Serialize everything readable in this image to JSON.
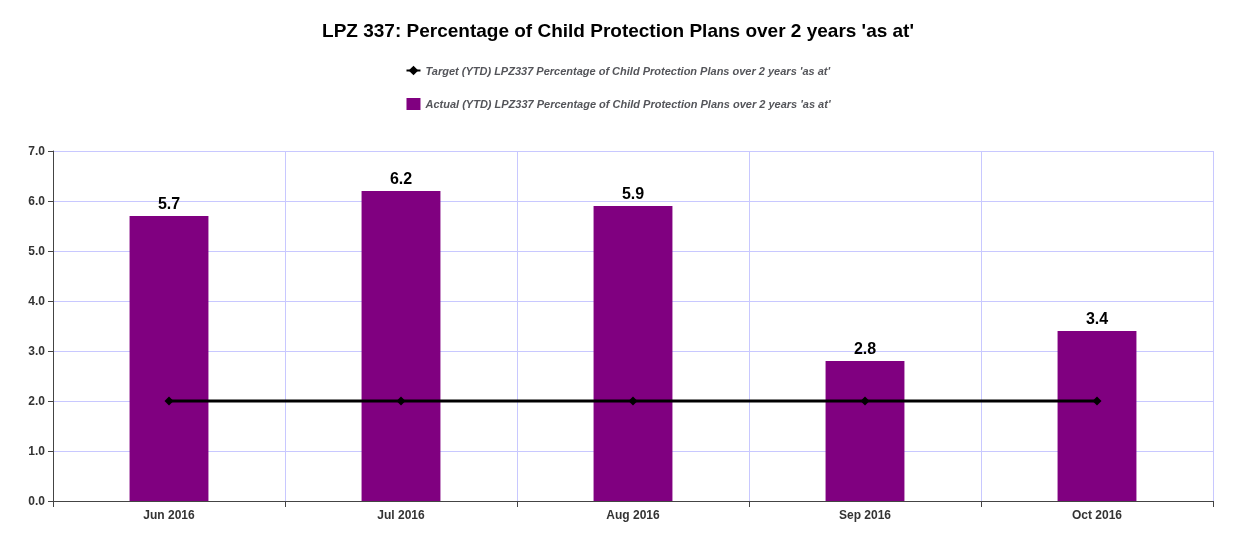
{
  "chart_data": {
    "type": "bar",
    "title": "LPZ 337: Percentage of Child Protection Plans over 2 years 'as at'",
    "categories": [
      "Jun 2016",
      "Jul 2016",
      "Aug 2016",
      "Sep 2016",
      "Oct 2016"
    ],
    "series": [
      {
        "name": "Target (YTD) LPZ337 Percentage of Child Protection Plans over 2 years 'as at'",
        "type": "line",
        "color": "#000000",
        "marker": "diamond",
        "values": [
          2,
          2,
          2,
          2,
          2
        ]
      },
      {
        "name": "Actual (YTD) LPZ337 Percentage of Child Protection Plans over 2 years 'as at'",
        "color": "#800080",
        "values": [
          5.7,
          6.2,
          5.9,
          2.8,
          3.4
        ],
        "value_labels": [
          "5.7",
          "6.2",
          "5.9",
          "2.8",
          "3.4"
        ]
      }
    ],
    "ylim": [
      0,
      7
    ],
    "yticks": [
      {
        "value": 0,
        "label": "0.0"
      },
      {
        "value": 1,
        "label": "1.0"
      },
      {
        "value": 2,
        "label": "2.0"
      },
      {
        "value": 3,
        "label": "3.0"
      },
      {
        "value": 4,
        "label": "4.0"
      },
      {
        "value": 5,
        "label": "5.0"
      },
      {
        "value": 6,
        "label": "6.0"
      },
      {
        "value": 7,
        "label": "7.0"
      }
    ],
    "grid": true,
    "legend": "top"
  }
}
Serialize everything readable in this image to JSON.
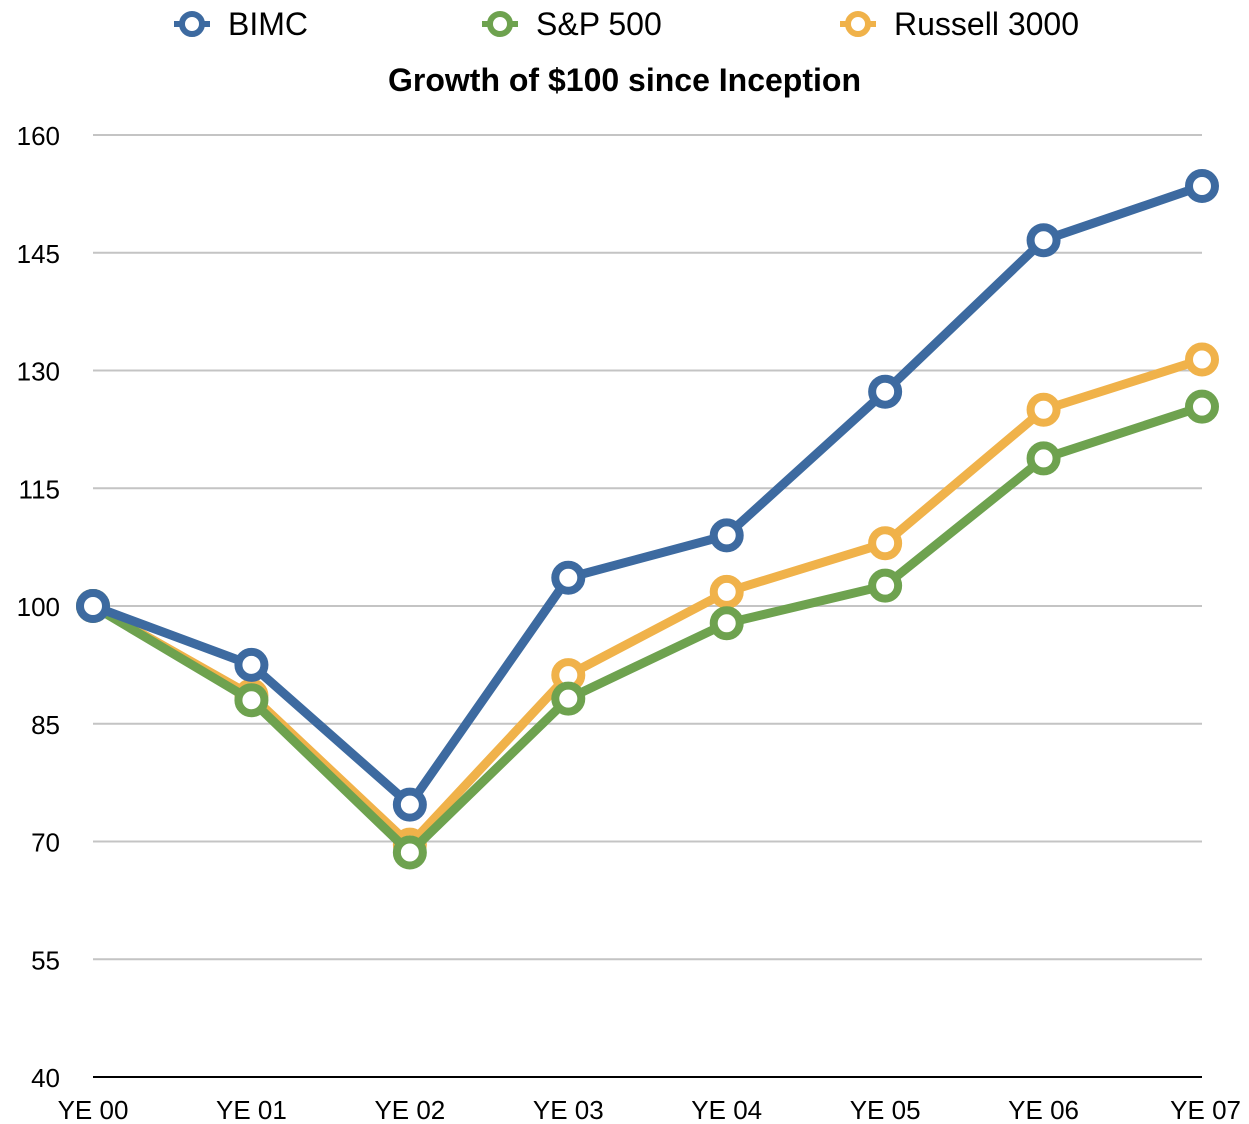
{
  "chart_data": {
    "type": "line",
    "title": "Growth of $100 since Inception",
    "xlabel": "",
    "ylabel": "",
    "categories": [
      "YE 00",
      "YE 01",
      "YE 02",
      "YE 03",
      "YE 04",
      "YE 05",
      "YE 06",
      "YE 07"
    ],
    "ylim": [
      40,
      160
    ],
    "yticks": [
      40,
      55,
      70,
      85,
      100,
      115,
      130,
      145,
      160
    ],
    "grid": true,
    "legend_position": "top",
    "series": [
      {
        "name": "BIMC",
        "color": "#3d6aa0",
        "values": [
          100,
          92.5,
          74.7,
          103.6,
          109,
          127.3,
          146.6,
          153.5
        ]
      },
      {
        "name": "S&P 500",
        "color": "#6ea24f",
        "values": [
          100,
          88,
          68.6,
          88.2,
          97.8,
          102.6,
          118.8,
          125.4
        ]
      },
      {
        "name": "Russell 3000",
        "color": "#f0b24a",
        "values": [
          100,
          88.6,
          69.6,
          91.2,
          101.8,
          108,
          125,
          131.4
        ]
      }
    ]
  }
}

* [SHORT PROBLEM] Copy the listing over exactly, skipping the pictures it holds.

* [ANSWER TO THIS EXERCISE]
Serialize everything readable in this image to JSON.
{
  "chart_data": {
    "type": "bar",
    "title": "LPZ 337: Percentage of Child Protection Plans over 2 years 'as at'",
    "categories": [
      "Jun 2016",
      "Jul 2016",
      "Aug 2016",
      "Sep 2016",
      "Oct 2016"
    ],
    "series": [
      {
        "name": "Target (YTD) LPZ337 Percentage of Child Protection Plans over 2 years 'as at'",
        "type": "line",
        "color": "#000000",
        "marker": "diamond",
        "values": [
          2,
          2,
          2,
          2,
          2
        ]
      },
      {
        "name": "Actual (YTD) LPZ337 Percentage of Child Protection Plans over 2 years 'as at'",
        "color": "#800080",
        "values": [
          5.7,
          6.2,
          5.9,
          2.8,
          3.4
        ],
        "value_labels": [
          "5.7",
          "6.2",
          "5.9",
          "2.8",
          "3.4"
        ]
      }
    ],
    "ylim": [
      0,
      7
    ],
    "yticks": [
      {
        "value": 0,
        "label": "0.0"
      },
      {
        "value": 1,
        "label": "1.0"
      },
      {
        "value": 2,
        "label": "2.0"
      },
      {
        "value": 3,
        "label": "3.0"
      },
      {
        "value": 4,
        "label": "4.0"
      },
      {
        "value": 5,
        "label": "5.0"
      },
      {
        "value": 6,
        "label": "6.0"
      },
      {
        "value": 7,
        "label": "7.0"
      }
    ],
    "grid": true,
    "legend": "top"
  }
}
Serialize everything readable in this image to JSON.
{
  "chart_data": {
    "type": "line",
    "title": "Growth of $100 since Inception",
    "xlabel": "",
    "ylabel": "",
    "categories": [
      "YE 00",
      "YE 01",
      "YE 02",
      "YE 03",
      "YE 04",
      "YE 05",
      "YE 06",
      "YE 07"
    ],
    "ylim": [
      40,
      160
    ],
    "yticks": [
      40,
      55,
      70,
      85,
      100,
      115,
      130,
      145,
      160
    ],
    "grid": true,
    "legend_position": "top",
    "series": [
      {
        "name": "BIMC",
        "color": "#3d6aa0",
        "values": [
          100,
          92.5,
          74.7,
          103.6,
          109,
          127.3,
          146.6,
          153.5
        ]
      },
      {
        "name": "S&P 500",
        "color": "#6ea24f",
        "values": [
          100,
          88,
          68.6,
          88.2,
          97.8,
          102.6,
          118.8,
          125.4
        ]
      },
      {
        "name": "Russell 3000",
        "color": "#f0b24a",
        "values": [
          100,
          88.6,
          69.6,
          91.2,
          101.8,
          108,
          125,
          131.4
        ]
      }
    ]
  }
}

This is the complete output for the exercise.